(Transcribed document page entries)
◆ ◆ ◆

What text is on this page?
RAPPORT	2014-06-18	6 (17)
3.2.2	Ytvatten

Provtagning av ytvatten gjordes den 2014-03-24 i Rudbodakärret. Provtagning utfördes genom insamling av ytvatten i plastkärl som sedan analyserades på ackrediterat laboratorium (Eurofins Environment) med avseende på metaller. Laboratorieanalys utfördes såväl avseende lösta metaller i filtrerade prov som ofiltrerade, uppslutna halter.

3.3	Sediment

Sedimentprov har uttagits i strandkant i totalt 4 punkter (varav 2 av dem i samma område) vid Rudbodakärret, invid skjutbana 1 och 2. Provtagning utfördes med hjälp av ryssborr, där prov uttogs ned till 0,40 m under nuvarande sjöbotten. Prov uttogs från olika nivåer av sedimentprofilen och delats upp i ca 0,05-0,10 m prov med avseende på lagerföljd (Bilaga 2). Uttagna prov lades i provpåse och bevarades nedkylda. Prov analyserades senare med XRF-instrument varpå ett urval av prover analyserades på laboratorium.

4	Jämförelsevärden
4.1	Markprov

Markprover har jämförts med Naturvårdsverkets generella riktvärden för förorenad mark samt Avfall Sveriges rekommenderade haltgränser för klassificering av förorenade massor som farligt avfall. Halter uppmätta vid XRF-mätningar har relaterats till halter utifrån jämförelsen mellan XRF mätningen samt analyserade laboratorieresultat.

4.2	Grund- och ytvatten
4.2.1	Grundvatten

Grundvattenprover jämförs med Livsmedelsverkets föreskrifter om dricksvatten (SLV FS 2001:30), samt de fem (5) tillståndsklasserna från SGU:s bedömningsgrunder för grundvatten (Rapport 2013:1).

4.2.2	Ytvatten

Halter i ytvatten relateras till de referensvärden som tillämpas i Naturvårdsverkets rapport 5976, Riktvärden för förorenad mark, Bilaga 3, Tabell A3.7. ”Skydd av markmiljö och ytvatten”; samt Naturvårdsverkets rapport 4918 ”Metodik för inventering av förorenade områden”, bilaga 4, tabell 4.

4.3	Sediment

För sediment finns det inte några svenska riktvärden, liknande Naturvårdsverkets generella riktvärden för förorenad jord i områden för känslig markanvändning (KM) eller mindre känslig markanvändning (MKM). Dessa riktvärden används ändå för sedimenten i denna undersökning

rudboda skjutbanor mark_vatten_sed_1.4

◆ ◆ ◆

The records above are to be given again in full, exactly as written.

What text is on this page?
RAPPORT	2014-06-18	6 (17)
3.2.2	Ytvatten

Provtagning av ytvatten gjordes den 2014-03-24 i Rudbodakärret. Provtagning utfördes genom insamling av ytvatten i plastkärl som sedan analyserades på ackrediterat laboratorium (Eurofins Environment) med avseende på metaller. Laboratorieanalys utfördes såväl avseende lösta metaller i filtrerade prov som ofiltrerade, uppslutna halter.

3.3	Sediment

Sedimentprov har uttagits i strandkant i totalt 4 punkter (varav 2 av dem i samma område) vid Rudbodakärret, invid skjutbana 1 och 2. Provtagning utfördes med hjälp av ryssborr, där prov uttogs ned till 0,40 m under nuvarande sjöbotten. Prov uttogs från olika nivåer av sedimentprofilen och delats upp i ca 0,05-0,10 m prov med avseende på lagerföljd (Bilaga 2). Uttagna prov lades i provpåse och bevarades nedkylda. Prov analyserades senare med XRF-instrument varpå ett urval av prover analyserades på laboratorium.

4	Jämförelsevärden
4.1	Markprov

Markprover har jämförts med Naturvårdsverkets generella riktvärden för förorenad mark samt Avfall Sveriges rekommenderade haltgränser för klassificering av förorenade massor som farligt avfall. Halter uppmätta vid XRF-mätningar har relaterats till halter utifrån jämförelsen mellan XRF mätningen samt analyserade laboratorieresultat.

4.2	Grund- och ytvatten
4.2.1	Grundvatten

Grundvattenprover jämförs med Livsmedelsverkets föreskrifter om dricksvatten (SLV FS 2001:30), samt de fem (5) tillståndsklasserna från SGU:s bedömningsgrunder för grundvatten (Rapport 2013:1).

4.2.2	Ytvatten

Halter i ytvatten relateras till de referensvärden som tillämpas i Naturvårdsverkets rapport 5976, Riktvärden för förorenad mark, Bilaga 3, Tabell A3.7. ”Skydd av markmiljö och ytvatten”; samt Naturvårdsverkets rapport 4918 ”Metodik för inventering av förorenade områden”, bilaga 4, tabell 4.

4.3	Sediment

För sediment finns det inte några svenska riktvärden, liknande Naturvårdsverkets generella riktvärden för förorenad jord i områden för känslig markanvändning (KM) eller mindre känslig markanvändning (MKM). Dessa riktvärden används ändå för sedimenten i denna undersökning

rudboda skjutbanor mark_vatten_sed_1.4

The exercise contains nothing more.